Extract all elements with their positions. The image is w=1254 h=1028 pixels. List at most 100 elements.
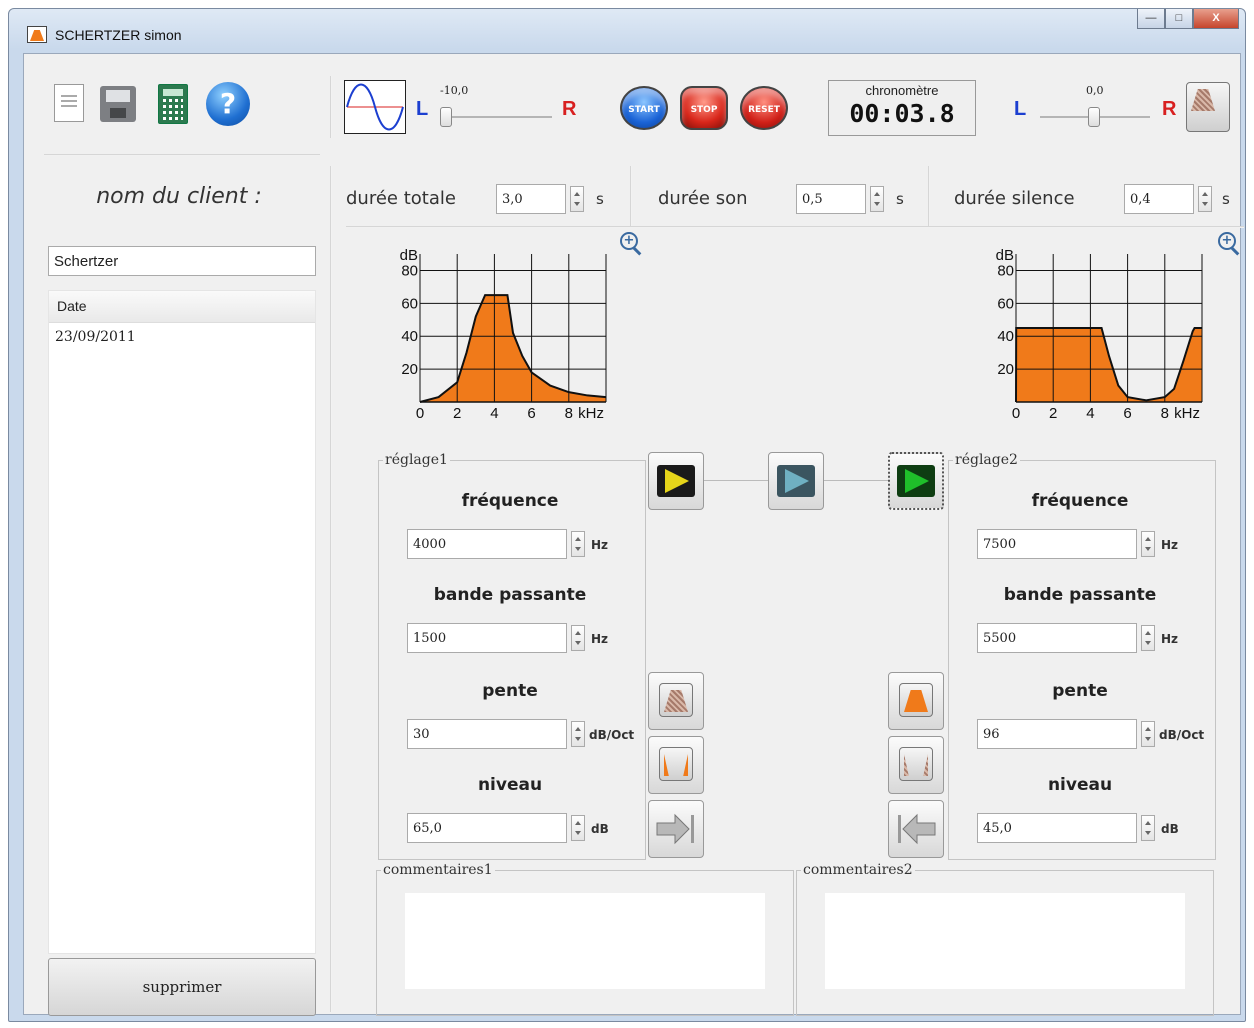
slope-stepper[interactable] <box>571 721 585 747</box>
bandwidth-field[interactable]: 1500 <box>407 623 567 653</box>
maximize-button[interactable]: □ <box>1165 9 1193 29</box>
left-slider-value: -10,0 <box>440 84 469 97</box>
copy-left-button[interactable] <box>888 800 944 858</box>
list-header-date[interactable]: Date <box>49 291 315 323</box>
frequency-stepper[interactable] <box>571 531 585 557</box>
help-icon[interactable]: ? <box>206 82 250 126</box>
frequency-field-2[interactable]: 7500 <box>977 529 1137 559</box>
bandstop-mode-button-1[interactable] <box>648 736 704 794</box>
level-label: niveau <box>477 775 543 795</box>
stop-button[interactable]: STOP <box>680 86 728 130</box>
silence-duration-stepper[interactable] <box>1198 186 1212 212</box>
save-icon[interactable] <box>100 86 136 122</box>
x-axis-label: kHz <box>578 405 604 422</box>
list-item[interactable]: 23/09/2011 <box>49 323 315 351</box>
sound-duration-label: durée son <box>658 188 748 209</box>
bandwidth-stepper[interactable] <box>571 625 585 651</box>
bandwidth-label-2: bande passante <box>1003 585 1157 605</box>
reglage2-group: réglage2 fréquence 7500 Hz bande passant… <box>948 452 1216 860</box>
balance-slider-thumb-2[interactable] <box>1088 107 1100 127</box>
close-button[interactable]: X <box>1193 9 1239 29</box>
x-tick-label: 8 <box>1161 405 1169 422</box>
new-document-icon[interactable] <box>54 84 84 122</box>
comments1-group: commentaires1 <box>376 862 794 1016</box>
app-icon <box>27 26 47 43</box>
minimize-button[interactable]: — <box>1137 9 1165 29</box>
level-stepper[interactable] <box>571 815 585 841</box>
comments2-field[interactable] <box>825 893 1185 989</box>
client-name-label: nom du client : <box>96 184 262 209</box>
right-channel-label-2: R <box>1162 98 1177 120</box>
waveform-sine-icon[interactable] <box>344 80 406 134</box>
frequency-unit-2: Hz <box>1161 538 1179 552</box>
bandwidth-unit: Hz <box>591 632 609 646</box>
left-channel-label-2: L <box>1014 98 1027 120</box>
play-green-button[interactable] <box>888 452 944 510</box>
level-label-2: niveau <box>1047 775 1113 795</box>
total-duration-stepper[interactable] <box>570 186 584 212</box>
y-axis-label: dB <box>996 247 1014 264</box>
comments1-field[interactable] <box>405 893 765 989</box>
bandstop-icon-2 <box>899 747 933 781</box>
zoom-in-icon[interactable]: + <box>620 232 638 250</box>
bandpass-mode-button-2[interactable] <box>888 672 944 730</box>
slope-unit: dB/Oct <box>589 728 635 742</box>
comments1-title: commentaires1 <box>381 862 495 878</box>
frequency-stepper-2[interactable] <box>1141 531 1155 557</box>
window-controls: — □ X <box>1137 9 1239 29</box>
y-tick-label: 40 <box>997 328 1014 345</box>
bandwidth-field-2[interactable]: 5500 <box>977 623 1137 653</box>
duration-divider-1 <box>630 166 632 228</box>
bandpass-filter-icon[interactable] <box>1186 82 1230 132</box>
left-divider <box>44 154 320 156</box>
slope-field[interactable]: 30 <box>407 719 567 749</box>
frequency-field[interactable]: 4000 <box>407 529 567 559</box>
balance-slider-track[interactable] <box>442 116 552 118</box>
x-tick-label: 4 <box>1086 405 1094 422</box>
bandstop-mode-button-2[interactable] <box>888 736 944 794</box>
bandwidth-stepper-2[interactable] <box>1141 625 1155 651</box>
total-duration-label: durée totale <box>346 188 456 209</box>
title-bar: SCHERTZER simon — □ X <box>9 9 1245 51</box>
slope-field-2[interactable]: 96 <box>977 719 1137 749</box>
level-field[interactable]: 65,0 <box>407 813 567 843</box>
x-tick-label: 6 <box>1123 405 1131 422</box>
y-tick-label: 80 <box>401 262 418 279</box>
balance-slider-thumb[interactable] <box>440 107 452 127</box>
start-button[interactable]: START <box>620 86 668 130</box>
app-window: SCHERTZER simon — □ X ? L -10,0 R START … <box>8 8 1246 1022</box>
slope-stepper-2[interactable] <box>1141 721 1155 747</box>
level-stepper-2[interactable] <box>1141 815 1155 841</box>
x-tick-label: 0 <box>1012 405 1020 422</box>
sound-duration-unit: s <box>896 190 904 208</box>
sound-duration-stepper[interactable] <box>870 186 884 212</box>
reset-button[interactable]: RESET <box>740 86 788 130</box>
bandpass-mode-button-1[interactable] <box>648 672 704 730</box>
comments2-group: commentaires2 <box>796 862 1214 1016</box>
play-both-button[interactable] <box>768 452 824 510</box>
level-field-2[interactable]: 45,0 <box>977 813 1137 843</box>
calculator-icon[interactable] <box>158 84 188 124</box>
zoom-in-icon-2[interactable]: + <box>1218 232 1236 250</box>
panel-divider <box>330 166 332 1012</box>
duration-row-divider <box>346 226 1244 228</box>
session-list[interactable]: Date 23/09/2011 <box>48 290 316 954</box>
total-duration-field[interactable]: 3,0 <box>496 184 566 214</box>
y-tick-label: 60 <box>401 295 418 312</box>
delete-button[interactable]: supprimer <box>48 958 316 1016</box>
total-duration-unit: s <box>596 190 604 208</box>
chronometer: chronomètre 00:03.8 <box>828 80 976 136</box>
y-tick-label: 40 <box>401 328 418 345</box>
toolbar-divider <box>330 76 332 138</box>
y-tick-label: 20 <box>401 361 418 378</box>
silence-duration-label: durée silence <box>954 188 1075 209</box>
silence-duration-unit: s <box>1222 190 1230 208</box>
main-panel: ? L -10,0 R START STOP RESET chronomètre… <box>23 53 1244 1016</box>
level-unit-2: dB <box>1161 822 1179 836</box>
silence-duration-field[interactable]: 0,4 <box>1124 184 1194 214</box>
reglage1-group: réglage1 fréquence 4000 Hz bande passant… <box>378 452 646 860</box>
client-name-field[interactable]: Schertzer <box>48 246 316 276</box>
copy-right-button[interactable] <box>648 800 704 858</box>
play-yellow-button[interactable] <box>648 452 704 510</box>
sound-duration-field[interactable]: 0,5 <box>796 184 866 214</box>
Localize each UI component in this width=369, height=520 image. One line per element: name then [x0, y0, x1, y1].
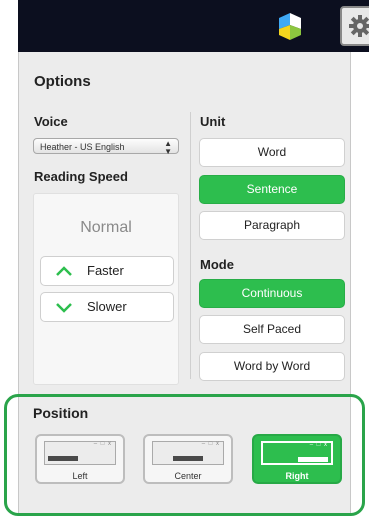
- position-left-button[interactable]: – □ x Left: [35, 434, 125, 484]
- position-center-button[interactable]: – □ x Center: [143, 434, 233, 484]
- reader-bar: [48, 456, 78, 461]
- app-logo-icon[interactable]: [275, 12, 305, 42]
- unit-option-paragraph[interactable]: Paragraph: [199, 211, 345, 240]
- window-controls-icon: – □ x: [93, 441, 112, 447]
- position-center-label: Center: [174, 471, 202, 481]
- toolbar: [18, 0, 369, 52]
- select-arrows-icon: ▲ ▼: [164, 139, 172, 156]
- window-right-icon: – □ x: [261, 441, 333, 465]
- reader-bar: [298, 457, 328, 462]
- window-center-icon: – □ x: [152, 441, 224, 465]
- mode-option-continuous[interactable]: Continuous: [199, 279, 345, 308]
- options-title: Options: [34, 73, 91, 90]
- slower-button[interactable]: Slower: [40, 292, 174, 322]
- position-right-label: Right: [285, 471, 309, 481]
- reading-speed-box: Normal Faster Slower: [33, 193, 179, 385]
- mode-label: Mode: [200, 257, 234, 272]
- gear-icon: [349, 15, 369, 37]
- voice-selected-value: Heather - US English: [40, 142, 125, 152]
- mode-option-self-paced[interactable]: Self Paced: [199, 315, 345, 344]
- window-left-icon: – □ x: [44, 441, 116, 465]
- faster-label: Faster: [87, 263, 124, 278]
- position-right-button[interactable]: – □ x Right: [252, 434, 342, 484]
- reader-bar: [173, 456, 203, 461]
- column-divider: [190, 112, 191, 379]
- faster-button[interactable]: Faster: [40, 256, 174, 286]
- reading-speed-label: Reading Speed: [34, 169, 128, 184]
- window-controls-icon: – □ x: [309, 442, 328, 448]
- chevron-up-icon: [56, 266, 72, 276]
- voice-select[interactable]: Heather - US English ▲ ▼: [33, 138, 179, 156]
- position-label: Position: [33, 405, 89, 421]
- unit-option-sentence[interactable]: Sentence: [199, 175, 345, 204]
- unit-label: Unit: [200, 114, 226, 129]
- window-controls-icon: – □ x: [201, 441, 220, 447]
- settings-button[interactable]: [340, 6, 369, 46]
- reading-speed-value: Normal: [80, 219, 132, 236]
- mode-option-word-by-word[interactable]: Word by Word: [199, 352, 345, 381]
- unit-option-word[interactable]: Word: [199, 138, 345, 167]
- slower-label: Slower: [87, 299, 127, 314]
- voice-label: Voice: [34, 114, 68, 129]
- chevron-down-icon: [56, 303, 72, 313]
- position-left-label: Left: [72, 471, 88, 481]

--- --- ---

▶ **What you should do**
Update the data from the line with "- position-left-button[interactable]: –" to the line with "211, 345, 240]", replacing "interactable" with "clickable" and leaving everything else unchanged.

▶ **Written answer**
- position-left-button[clickable]: – □ x Left: [35, 434, 125, 484]
- position-center-button[clickable]: – □ x Center: [143, 434, 233, 484]
- reader-bar: [48, 456, 78, 461]
- app-logo-icon[clickable]: [275, 12, 305, 42]
- unit-option-paragraph[clickable]: Paragraph: [199, 211, 345, 240]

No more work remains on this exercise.